* Written problem:
Please reproduce the listing below with every "enlarged view" swapped for "magnified view" and all other text left unchanged.

* Raw records:
::::::

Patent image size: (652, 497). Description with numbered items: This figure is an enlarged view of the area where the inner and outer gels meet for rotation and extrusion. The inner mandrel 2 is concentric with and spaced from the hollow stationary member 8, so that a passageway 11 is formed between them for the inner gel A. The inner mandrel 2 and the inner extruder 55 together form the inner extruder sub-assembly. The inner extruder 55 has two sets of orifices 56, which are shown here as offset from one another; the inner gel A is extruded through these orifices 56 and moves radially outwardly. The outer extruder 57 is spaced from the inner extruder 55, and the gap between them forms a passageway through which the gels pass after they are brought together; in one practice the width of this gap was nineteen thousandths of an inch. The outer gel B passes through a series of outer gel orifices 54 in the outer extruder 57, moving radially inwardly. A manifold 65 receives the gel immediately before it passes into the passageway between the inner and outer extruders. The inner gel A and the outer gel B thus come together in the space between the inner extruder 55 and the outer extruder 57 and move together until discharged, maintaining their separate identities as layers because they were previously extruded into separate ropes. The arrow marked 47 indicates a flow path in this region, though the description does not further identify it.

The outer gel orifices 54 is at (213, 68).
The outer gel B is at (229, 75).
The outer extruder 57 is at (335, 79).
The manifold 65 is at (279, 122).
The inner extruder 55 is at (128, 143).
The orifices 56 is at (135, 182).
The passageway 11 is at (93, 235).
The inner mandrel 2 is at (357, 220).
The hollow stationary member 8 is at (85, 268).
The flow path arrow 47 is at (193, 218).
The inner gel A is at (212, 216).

::::::

* Answer to this exercise:
Patent image size: (652, 497). Description with numbered items: This figure is an magnified view of the area where the inner and outer gels meet for rotation and extrusion. The inner mandrel 2 is concentric with and spaced from the hollow stationary member 8, so that a passageway 11 is formed between them for the inner gel A. The inner mandrel 2 and the inner extruder 55 together form the inner extruder sub-assembly. The inner extruder 55 has two sets of orifices 56, which are shown here as offset from one another; the inner gel A is extruded through these orifices 56 and moves radially outwardly. The outer extruder 57 is spaced from the inner extruder 55, and the gap between them forms a passageway through which the gels pass after they are brought together; in one practice the width of this gap was nineteen thousandths of an inch. The outer gel B passes through a series of outer gel orifices 54 in the outer extruder 57, moving radially inwardly. A manifold 65 receives the gel immediately before it passes into the passageway between the inner and outer extruders. The inner gel A and the outer gel B thus come together in the space between the inner extruder 55 and the outer extruder 57 and move together until discharged, maintaining their separate identities as layers because they were previously extruded into separate ropes. The arrow marked 47 indicates a flow path in this region, though the description does not further identify it.

The outer gel orifices 54 is at (213, 68).
The outer gel B is at (229, 75).
The outer extruder 57 is at (335, 79).
The manifold 65 is at (279, 122).
The inner extruder 55 is at (128, 143).
The orifices 56 is at (135, 182).
The passageway 11 is at (93, 235).
The inner mandrel 2 is at (357, 220).
The hollow stationary member 8 is at (85, 268).
The flow path arrow 47 is at (193, 218).
The inner gel A is at (212, 216).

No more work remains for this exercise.